--- Given information ---
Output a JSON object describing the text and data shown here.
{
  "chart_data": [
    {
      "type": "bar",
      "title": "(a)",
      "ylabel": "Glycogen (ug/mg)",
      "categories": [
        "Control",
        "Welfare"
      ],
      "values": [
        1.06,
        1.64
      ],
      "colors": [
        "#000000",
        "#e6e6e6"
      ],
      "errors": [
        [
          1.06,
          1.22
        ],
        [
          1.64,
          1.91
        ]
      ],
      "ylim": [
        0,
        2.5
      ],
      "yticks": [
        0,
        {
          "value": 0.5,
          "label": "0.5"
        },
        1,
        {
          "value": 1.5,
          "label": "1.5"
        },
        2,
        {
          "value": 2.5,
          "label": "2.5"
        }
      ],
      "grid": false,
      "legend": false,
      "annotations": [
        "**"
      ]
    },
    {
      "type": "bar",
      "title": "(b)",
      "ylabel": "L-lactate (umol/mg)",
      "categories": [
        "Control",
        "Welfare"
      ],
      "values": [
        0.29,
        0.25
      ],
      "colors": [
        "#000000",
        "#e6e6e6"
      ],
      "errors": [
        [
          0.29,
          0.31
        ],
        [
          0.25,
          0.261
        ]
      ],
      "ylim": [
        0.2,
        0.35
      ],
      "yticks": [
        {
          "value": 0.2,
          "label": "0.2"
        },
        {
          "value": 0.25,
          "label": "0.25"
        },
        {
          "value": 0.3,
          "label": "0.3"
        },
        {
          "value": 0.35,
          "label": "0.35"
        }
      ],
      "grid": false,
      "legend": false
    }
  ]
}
---
# What this task involves
Filter the listing above by the word "false"; copy each line that passes.

# Solution
      "grid": false,
      "legend": false,
      "grid": false,
      "legend": false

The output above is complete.